>> BEGIN Given entries
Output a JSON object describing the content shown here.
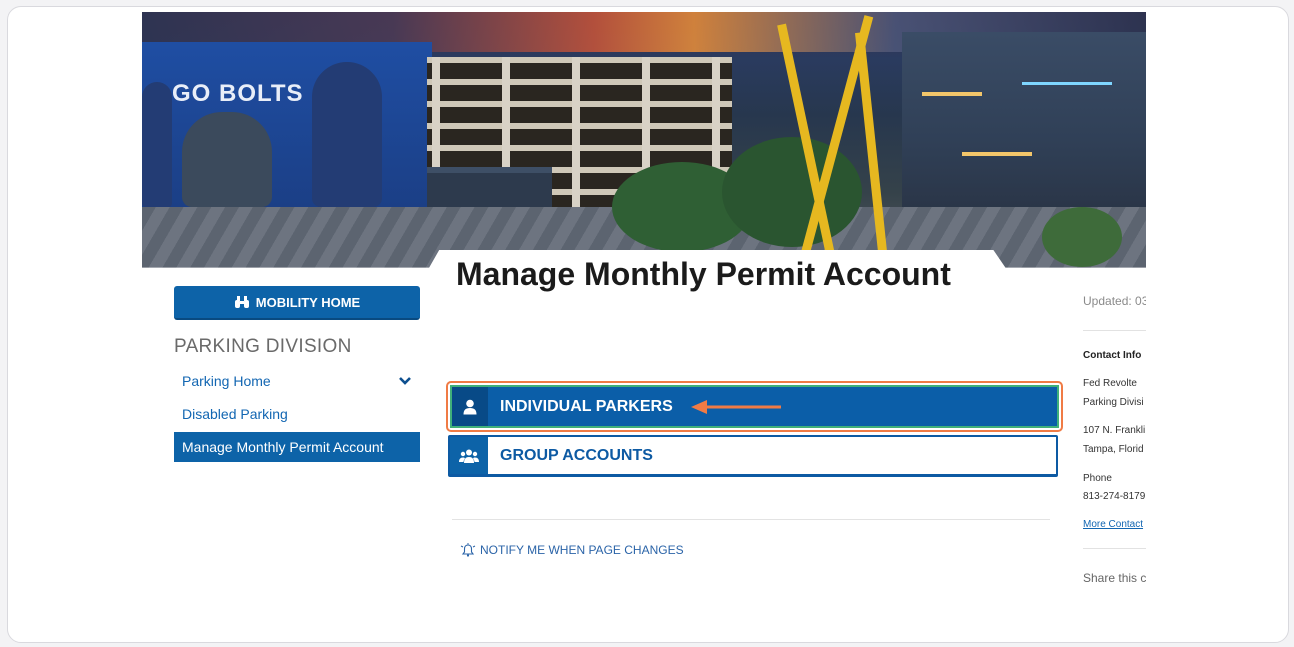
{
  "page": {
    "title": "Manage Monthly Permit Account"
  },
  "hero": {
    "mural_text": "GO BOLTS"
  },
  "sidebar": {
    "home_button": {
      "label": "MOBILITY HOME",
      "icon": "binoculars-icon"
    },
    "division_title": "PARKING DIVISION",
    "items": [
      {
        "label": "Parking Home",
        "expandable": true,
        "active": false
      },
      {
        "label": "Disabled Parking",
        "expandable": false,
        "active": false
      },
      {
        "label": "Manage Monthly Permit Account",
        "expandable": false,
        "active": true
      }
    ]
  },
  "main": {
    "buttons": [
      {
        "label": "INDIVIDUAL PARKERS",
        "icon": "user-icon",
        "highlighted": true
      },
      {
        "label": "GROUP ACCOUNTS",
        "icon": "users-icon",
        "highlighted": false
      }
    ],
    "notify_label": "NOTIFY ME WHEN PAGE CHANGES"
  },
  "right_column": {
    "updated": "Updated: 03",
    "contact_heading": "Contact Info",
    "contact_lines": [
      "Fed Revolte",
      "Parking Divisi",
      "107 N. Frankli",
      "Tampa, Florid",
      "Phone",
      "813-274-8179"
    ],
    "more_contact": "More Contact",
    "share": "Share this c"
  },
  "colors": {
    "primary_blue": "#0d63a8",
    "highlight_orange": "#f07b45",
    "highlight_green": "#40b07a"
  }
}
>> END Given entries
>> BEGIN Given entries
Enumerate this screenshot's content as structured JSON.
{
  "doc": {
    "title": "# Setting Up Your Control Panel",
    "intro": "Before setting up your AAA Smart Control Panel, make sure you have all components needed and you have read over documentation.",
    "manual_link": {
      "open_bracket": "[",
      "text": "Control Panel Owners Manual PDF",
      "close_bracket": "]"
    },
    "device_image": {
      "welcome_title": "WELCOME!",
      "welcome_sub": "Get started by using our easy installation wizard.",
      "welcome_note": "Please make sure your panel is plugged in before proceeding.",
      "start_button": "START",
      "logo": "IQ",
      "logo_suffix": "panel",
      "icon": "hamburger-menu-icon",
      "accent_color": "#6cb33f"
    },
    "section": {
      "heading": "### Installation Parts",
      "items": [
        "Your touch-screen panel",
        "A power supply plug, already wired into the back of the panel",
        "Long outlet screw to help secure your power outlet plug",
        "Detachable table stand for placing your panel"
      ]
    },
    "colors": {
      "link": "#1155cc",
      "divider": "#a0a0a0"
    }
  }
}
>> END Given entries
Your task is to pick out every line with the string "highlighted" and copy it.

§ Response for this exercise:
        "highlighted": true
        "highlighted": false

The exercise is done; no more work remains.